Job
Transcribe all the entries word for word, skipping the pictures.

Collected data entries
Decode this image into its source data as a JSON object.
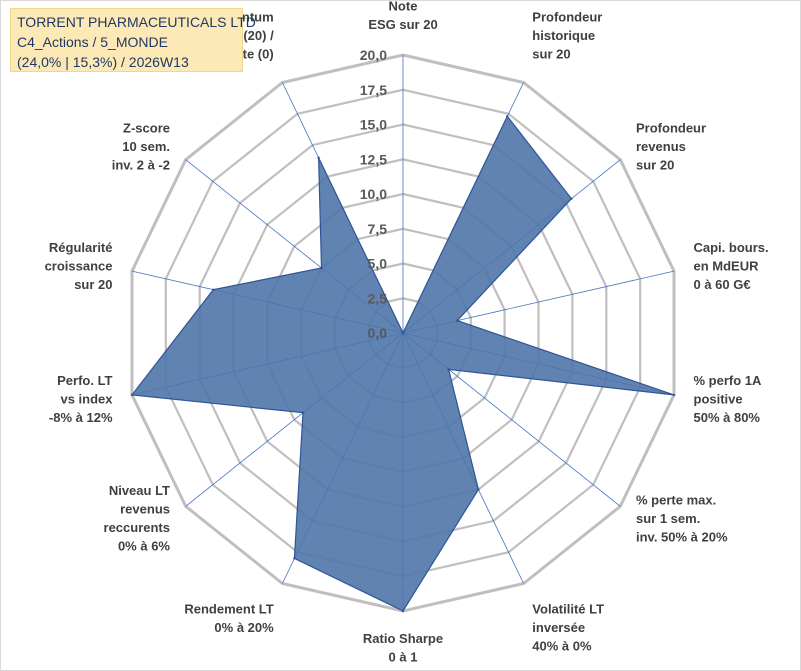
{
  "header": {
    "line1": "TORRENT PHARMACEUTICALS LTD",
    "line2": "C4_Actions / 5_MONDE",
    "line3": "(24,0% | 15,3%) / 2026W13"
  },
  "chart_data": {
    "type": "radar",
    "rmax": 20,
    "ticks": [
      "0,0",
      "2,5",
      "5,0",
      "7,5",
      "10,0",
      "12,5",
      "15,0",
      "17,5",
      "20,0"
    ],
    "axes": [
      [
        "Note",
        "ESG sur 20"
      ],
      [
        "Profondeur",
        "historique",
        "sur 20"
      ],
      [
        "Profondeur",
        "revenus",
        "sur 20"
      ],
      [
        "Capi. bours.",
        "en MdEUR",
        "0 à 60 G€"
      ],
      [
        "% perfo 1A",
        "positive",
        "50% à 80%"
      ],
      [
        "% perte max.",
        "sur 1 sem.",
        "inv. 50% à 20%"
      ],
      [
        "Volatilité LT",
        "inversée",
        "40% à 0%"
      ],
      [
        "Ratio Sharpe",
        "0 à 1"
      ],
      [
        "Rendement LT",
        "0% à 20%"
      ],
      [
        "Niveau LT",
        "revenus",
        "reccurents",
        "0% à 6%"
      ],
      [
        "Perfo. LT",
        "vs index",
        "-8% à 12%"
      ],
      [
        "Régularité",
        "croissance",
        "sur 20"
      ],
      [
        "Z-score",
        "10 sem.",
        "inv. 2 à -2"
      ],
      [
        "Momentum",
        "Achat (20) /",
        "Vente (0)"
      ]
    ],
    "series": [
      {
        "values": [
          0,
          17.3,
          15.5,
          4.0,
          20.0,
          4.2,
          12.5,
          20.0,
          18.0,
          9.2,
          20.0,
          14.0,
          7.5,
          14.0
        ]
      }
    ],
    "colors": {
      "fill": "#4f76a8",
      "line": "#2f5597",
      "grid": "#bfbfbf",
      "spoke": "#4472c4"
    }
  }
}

Exercise result
Decode this image into its source data as a JSON object.
{
  "header": {
    "line1": "TORRENT PHARMACEUTICALS LTD",
    "line2": "C4_Actions / 5_MONDE",
    "line3": "(24,0% | 15,3%) / 2026W13"
  },
  "chart_data": {
    "type": "radar",
    "rmax": 20,
    "ticks": [
      "0,0",
      "2,5",
      "5,0",
      "7,5",
      "10,0",
      "12,5",
      "15,0",
      "17,5",
      "20,0"
    ],
    "axes": [
      [
        "Note",
        "ESG sur 20"
      ],
      [
        "Profondeur",
        "historique",
        "sur 20"
      ],
      [
        "Profondeur",
        "revenus",
        "sur 20"
      ],
      [
        "Capi. bours.",
        "en MdEUR",
        "0 à 60 G€"
      ],
      [
        "% perfo 1A",
        "positive",
        "50% à 80%"
      ],
      [
        "% perte max.",
        "sur 1 sem.",
        "inv. 50% à 20%"
      ],
      [
        "Volatilité LT",
        "inversée",
        "40% à 0%"
      ],
      [
        "Ratio Sharpe",
        "0 à 1"
      ],
      [
        "Rendement LT",
        "0% à 20%"
      ],
      [
        "Niveau LT",
        "revenus",
        "reccurents",
        "0% à 6%"
      ],
      [
        "Perfo. LT",
        "vs index",
        "-8% à 12%"
      ],
      [
        "Régularité",
        "croissance",
        "sur 20"
      ],
      [
        "Z-score",
        "10 sem.",
        "inv. 2 à -2"
      ],
      [
        "Momentum",
        "Achat (20) /",
        "Vente (0)"
      ]
    ],
    "series": [
      {
        "values": [
          0,
          17.3,
          15.5,
          4.0,
          20.0,
          4.2,
          12.5,
          20.0,
          18.0,
          9.2,
          20.0,
          14.0,
          7.5,
          14.0
        ]
      }
    ],
    "colors": {
      "fill": "#4f76a8",
      "line": "#2f5597",
      "grid": "#bfbfbf",
      "spoke": "#4472c4"
    }
  }
}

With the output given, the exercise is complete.